»»
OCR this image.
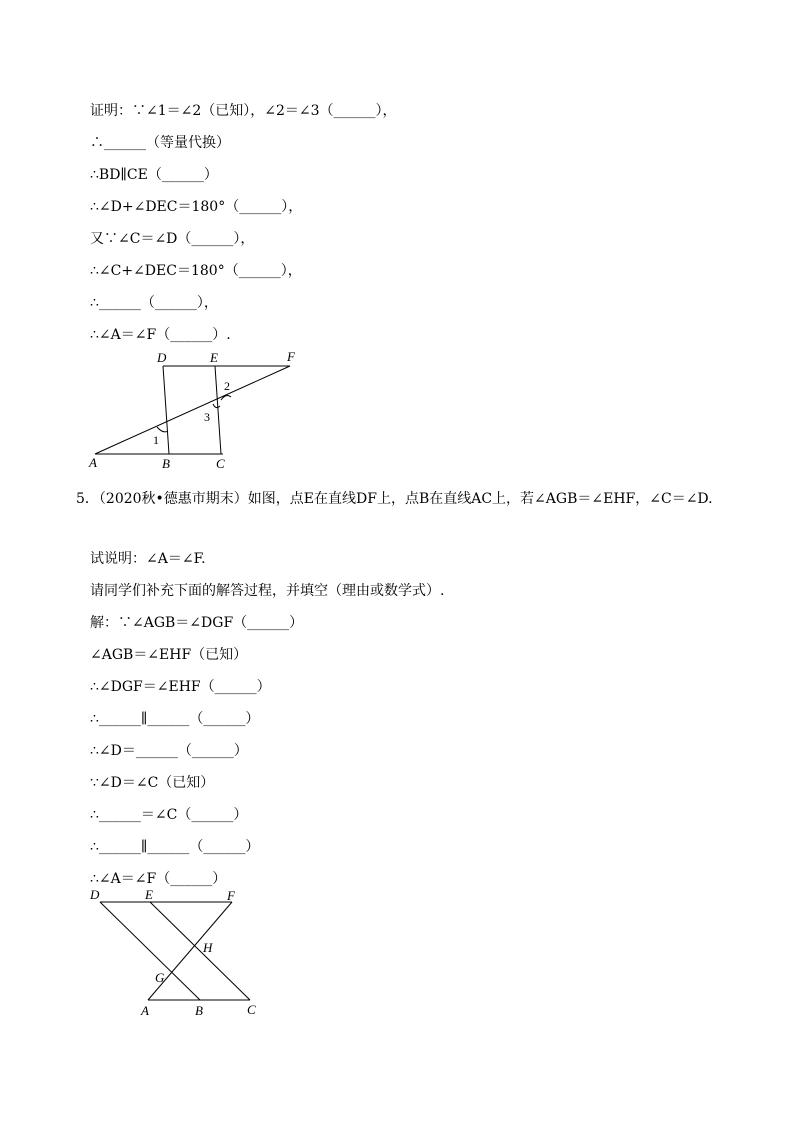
证明：∵∠1＝∠2（已知），∠2＝∠3（______），
∴______（等量代换）
∴BD∥CE（______）
∴∠D+∠DEC＝180°（______），
又∵∠C＝∠D（______），
∴∠C+∠DEC＝180°（______），
∴______（______），
∴∠A＝∠F（______）.
D	E	F
A	B	C
1
2
3
5．（2020秋•德惠市期末）如图，点E在直线DF上，点B在直线AC上，若∠AGB＝∠EHF，∠C＝∠D.
试说明：∠A＝∠F.
请同学们补充下面的解答过程，并填空（理由或数学式）.
解：∵∠AGB＝∠DGF（______）
∠AGB＝∠EHF（已知）
∴∠DGF＝∠EHF（______）
∴______∥______（______）
∴∠D＝______（______）
∵∠D＝∠C（已知）
∴______＝∠C（______）
∴______∥______（______）
∴∠A＝∠F（______）
D	E	F
G
H
A	B	C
««
Copy out all the entries exactly. Images stay out of the copy.

Exercise result —
OCR this image.
证明：∵∠1＝∠2（已知），∠2＝∠3（______），
∴______（等量代换）
∴BD∥CE（______）
∴∠D+∠DEC＝180°（______），
又∵∠C＝∠D（______），
∴∠C+∠DEC＝180°（______），
∴______（______），
∴∠A＝∠F（______）.
D	E	F
A	B	C
1
2
3
5．（2020秋•德惠市期末）如图，点E在直线DF上，点B在直线AC上，若∠AGB＝∠EHF，∠C＝∠D.
试说明：∠A＝∠F.
请同学们补充下面的解答过程，并填空（理由或数学式）.
解：∵∠AGB＝∠DGF（______）
∠AGB＝∠EHF（已知）
∴∠DGF＝∠EHF（______）
∴______∥______（______）
∴∠D＝______（______）
∵∠D＝∠C（已知）
∴______＝∠C（______）
∴______∥______（______）
∴∠A＝∠F（______）
D	E	F
G
H
A	B	C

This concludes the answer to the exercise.